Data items
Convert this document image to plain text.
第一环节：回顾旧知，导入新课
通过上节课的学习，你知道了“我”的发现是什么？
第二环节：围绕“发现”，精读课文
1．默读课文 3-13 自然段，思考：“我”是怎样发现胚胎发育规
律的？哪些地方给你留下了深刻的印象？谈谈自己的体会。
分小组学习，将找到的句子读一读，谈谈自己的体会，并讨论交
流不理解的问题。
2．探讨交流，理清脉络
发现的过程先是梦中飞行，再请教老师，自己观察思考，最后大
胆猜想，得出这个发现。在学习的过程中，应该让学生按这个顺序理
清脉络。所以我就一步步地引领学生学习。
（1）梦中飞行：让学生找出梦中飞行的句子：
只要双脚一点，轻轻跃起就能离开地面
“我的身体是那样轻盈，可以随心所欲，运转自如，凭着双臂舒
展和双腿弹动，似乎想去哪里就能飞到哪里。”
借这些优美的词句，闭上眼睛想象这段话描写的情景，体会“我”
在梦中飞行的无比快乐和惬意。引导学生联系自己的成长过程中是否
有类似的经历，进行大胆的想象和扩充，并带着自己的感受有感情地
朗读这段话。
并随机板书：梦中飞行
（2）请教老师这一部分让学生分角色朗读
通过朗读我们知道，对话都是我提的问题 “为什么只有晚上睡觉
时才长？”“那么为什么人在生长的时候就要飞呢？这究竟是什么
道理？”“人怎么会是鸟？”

(Exercise objective)
Send back all of the entries exactly, with nothing missing.

(Complete output)
Convert this document image to plain text.
第一环节：回顾旧知，导入新课
通过上节课的学习，你知道了“我”的发现是什么？
第二环节：围绕“发现”，精读课文
1．默读课文 3-13 自然段，思考：“我”是怎样发现胚胎发育规
律的？哪些地方给你留下了深刻的印象？谈谈自己的体会。
分小组学习，将找到的句子读一读，谈谈自己的体会，并讨论交
流不理解的问题。
2．探讨交流，理清脉络
发现的过程先是梦中飞行，再请教老师，自己观察思考，最后大
胆猜想，得出这个发现。在学习的过程中，应该让学生按这个顺序理
清脉络。所以我就一步步地引领学生学习。
（1）梦中飞行：让学生找出梦中飞行的句子：
只要双脚一点，轻轻跃起就能离开地面
“我的身体是那样轻盈，可以随心所欲，运转自如，凭着双臂舒
展和双腿弹动，似乎想去哪里就能飞到哪里。”
借这些优美的词句，闭上眼睛想象这段话描写的情景，体会“我”
在梦中飞行的无比快乐和惬意。引导学生联系自己的成长过程中是否
有类似的经历，进行大胆的想象和扩充，并带着自己的感受有感情地
朗读这段话。
并随机板书：梦中飞行
（2）请教老师这一部分让学生分角色朗读
通过朗读我们知道，对话都是我提的问题 “为什么只有晚上睡觉
时才长？”“那么为什么人在生长的时候就要飞呢？这究竟是什么
道理？”“人怎么会是鸟？”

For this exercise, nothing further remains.